Find and copy each line of the records where the string "this" shows up.

> Records provided
>> START
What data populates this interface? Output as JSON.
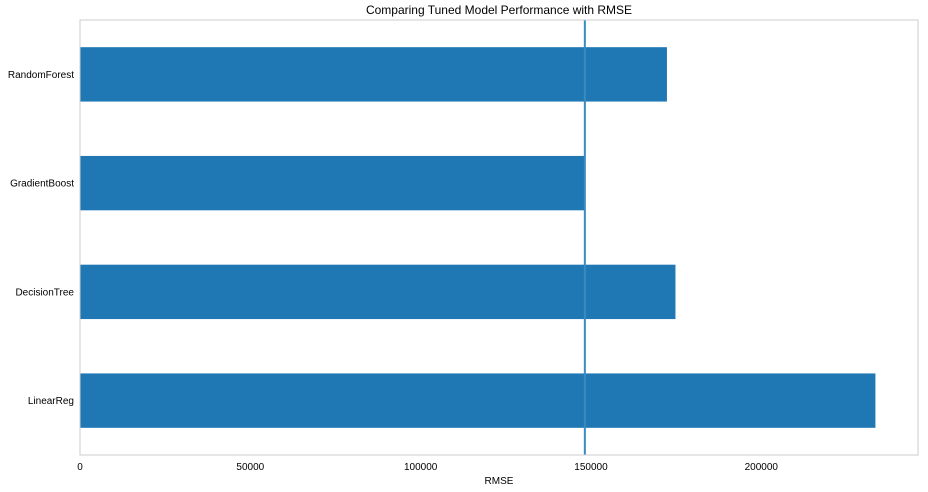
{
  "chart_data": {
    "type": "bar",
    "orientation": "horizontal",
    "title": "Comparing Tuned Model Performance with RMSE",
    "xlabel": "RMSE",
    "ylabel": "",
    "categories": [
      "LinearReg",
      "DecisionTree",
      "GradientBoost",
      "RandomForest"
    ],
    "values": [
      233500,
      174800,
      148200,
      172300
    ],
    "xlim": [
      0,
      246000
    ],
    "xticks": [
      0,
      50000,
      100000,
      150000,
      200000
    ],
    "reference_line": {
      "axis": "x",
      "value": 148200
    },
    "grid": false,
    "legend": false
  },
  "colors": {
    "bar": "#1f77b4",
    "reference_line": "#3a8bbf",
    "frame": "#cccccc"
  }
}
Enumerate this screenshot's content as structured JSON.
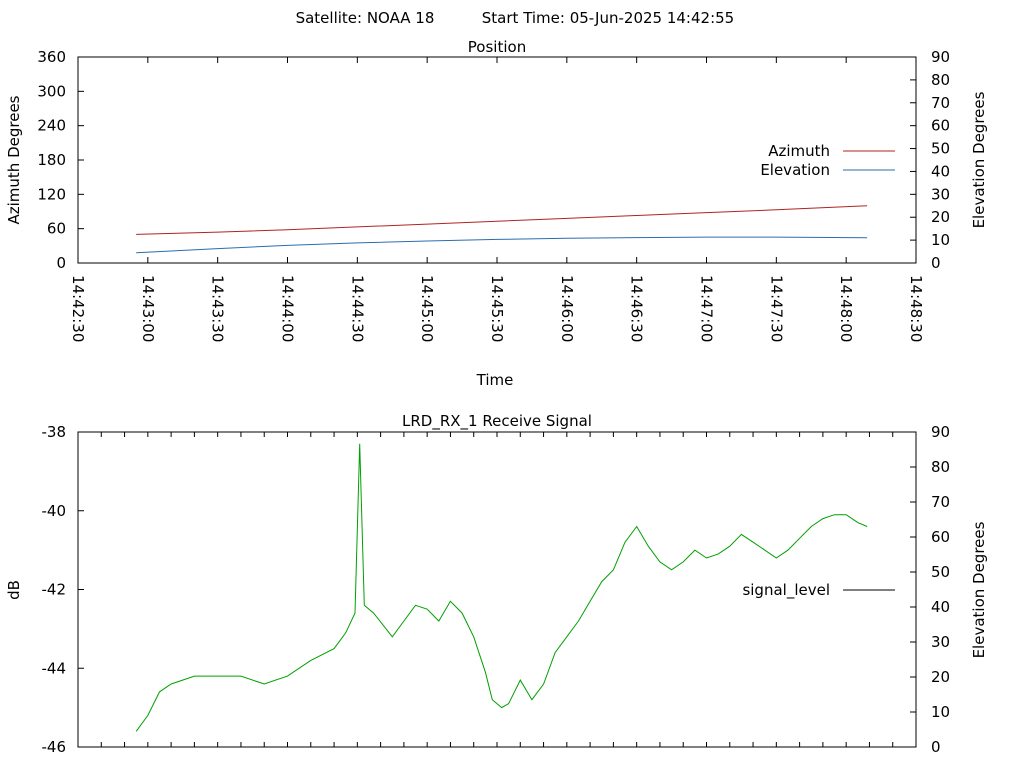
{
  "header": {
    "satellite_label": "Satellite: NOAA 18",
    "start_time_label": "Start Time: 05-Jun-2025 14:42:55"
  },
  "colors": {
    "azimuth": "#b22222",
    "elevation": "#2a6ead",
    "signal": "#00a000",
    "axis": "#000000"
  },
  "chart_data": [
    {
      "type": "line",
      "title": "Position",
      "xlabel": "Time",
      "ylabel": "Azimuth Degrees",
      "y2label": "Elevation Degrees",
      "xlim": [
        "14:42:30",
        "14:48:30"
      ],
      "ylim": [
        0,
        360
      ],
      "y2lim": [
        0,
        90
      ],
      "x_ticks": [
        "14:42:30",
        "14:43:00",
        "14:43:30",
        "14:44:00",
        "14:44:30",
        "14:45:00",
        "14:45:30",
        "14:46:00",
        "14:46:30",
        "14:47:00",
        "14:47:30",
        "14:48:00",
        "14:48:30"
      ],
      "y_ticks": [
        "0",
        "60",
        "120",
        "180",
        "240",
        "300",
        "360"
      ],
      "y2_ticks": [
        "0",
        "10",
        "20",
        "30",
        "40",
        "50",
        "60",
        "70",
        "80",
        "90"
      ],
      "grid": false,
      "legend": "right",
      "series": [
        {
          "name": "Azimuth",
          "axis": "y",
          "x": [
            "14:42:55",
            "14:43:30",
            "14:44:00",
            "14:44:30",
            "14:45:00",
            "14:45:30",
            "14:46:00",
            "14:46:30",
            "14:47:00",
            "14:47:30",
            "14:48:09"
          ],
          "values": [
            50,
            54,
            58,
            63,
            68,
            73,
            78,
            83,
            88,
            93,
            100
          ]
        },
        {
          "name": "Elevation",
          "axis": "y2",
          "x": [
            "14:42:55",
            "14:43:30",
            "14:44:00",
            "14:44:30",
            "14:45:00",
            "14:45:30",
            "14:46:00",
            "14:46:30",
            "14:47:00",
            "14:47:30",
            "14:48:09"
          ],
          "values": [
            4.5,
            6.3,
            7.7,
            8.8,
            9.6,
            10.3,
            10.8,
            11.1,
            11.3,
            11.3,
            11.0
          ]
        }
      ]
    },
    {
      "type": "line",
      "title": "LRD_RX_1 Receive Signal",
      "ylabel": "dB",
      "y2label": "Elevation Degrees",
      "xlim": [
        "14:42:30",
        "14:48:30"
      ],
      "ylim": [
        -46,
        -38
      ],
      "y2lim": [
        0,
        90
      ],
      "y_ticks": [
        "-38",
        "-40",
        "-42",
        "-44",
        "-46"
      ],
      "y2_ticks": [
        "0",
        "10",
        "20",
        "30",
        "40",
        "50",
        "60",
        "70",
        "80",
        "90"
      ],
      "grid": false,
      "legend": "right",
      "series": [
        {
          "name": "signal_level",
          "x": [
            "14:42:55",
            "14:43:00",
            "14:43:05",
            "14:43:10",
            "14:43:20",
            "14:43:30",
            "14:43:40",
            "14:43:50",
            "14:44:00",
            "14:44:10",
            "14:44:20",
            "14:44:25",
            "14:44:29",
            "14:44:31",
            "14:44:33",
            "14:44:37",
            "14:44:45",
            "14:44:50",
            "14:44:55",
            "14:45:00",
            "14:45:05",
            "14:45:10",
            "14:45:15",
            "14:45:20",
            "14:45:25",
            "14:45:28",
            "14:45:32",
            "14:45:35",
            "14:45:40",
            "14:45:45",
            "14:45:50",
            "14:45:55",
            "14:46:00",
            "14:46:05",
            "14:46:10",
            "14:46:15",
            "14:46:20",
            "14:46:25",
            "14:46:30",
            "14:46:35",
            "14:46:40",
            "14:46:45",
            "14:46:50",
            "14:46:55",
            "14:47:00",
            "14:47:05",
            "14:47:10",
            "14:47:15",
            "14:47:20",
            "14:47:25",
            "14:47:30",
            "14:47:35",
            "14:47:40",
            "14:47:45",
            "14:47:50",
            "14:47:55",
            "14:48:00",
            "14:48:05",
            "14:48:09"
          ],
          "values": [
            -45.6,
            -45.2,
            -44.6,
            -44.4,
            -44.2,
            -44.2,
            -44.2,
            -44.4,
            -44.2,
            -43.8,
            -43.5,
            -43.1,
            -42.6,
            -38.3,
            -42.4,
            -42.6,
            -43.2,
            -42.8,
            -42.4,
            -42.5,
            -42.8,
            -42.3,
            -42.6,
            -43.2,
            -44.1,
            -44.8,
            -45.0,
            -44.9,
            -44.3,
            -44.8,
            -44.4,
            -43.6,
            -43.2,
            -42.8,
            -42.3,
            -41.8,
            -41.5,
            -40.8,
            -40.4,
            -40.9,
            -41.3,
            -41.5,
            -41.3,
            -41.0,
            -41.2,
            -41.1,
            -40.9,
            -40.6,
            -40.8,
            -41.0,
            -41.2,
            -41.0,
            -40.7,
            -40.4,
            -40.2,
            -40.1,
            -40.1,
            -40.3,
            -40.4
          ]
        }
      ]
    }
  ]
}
>> END
> Complete answer
What data populates this interface? Output as JSON.
Enumerate this screenshot's content as structured JSON.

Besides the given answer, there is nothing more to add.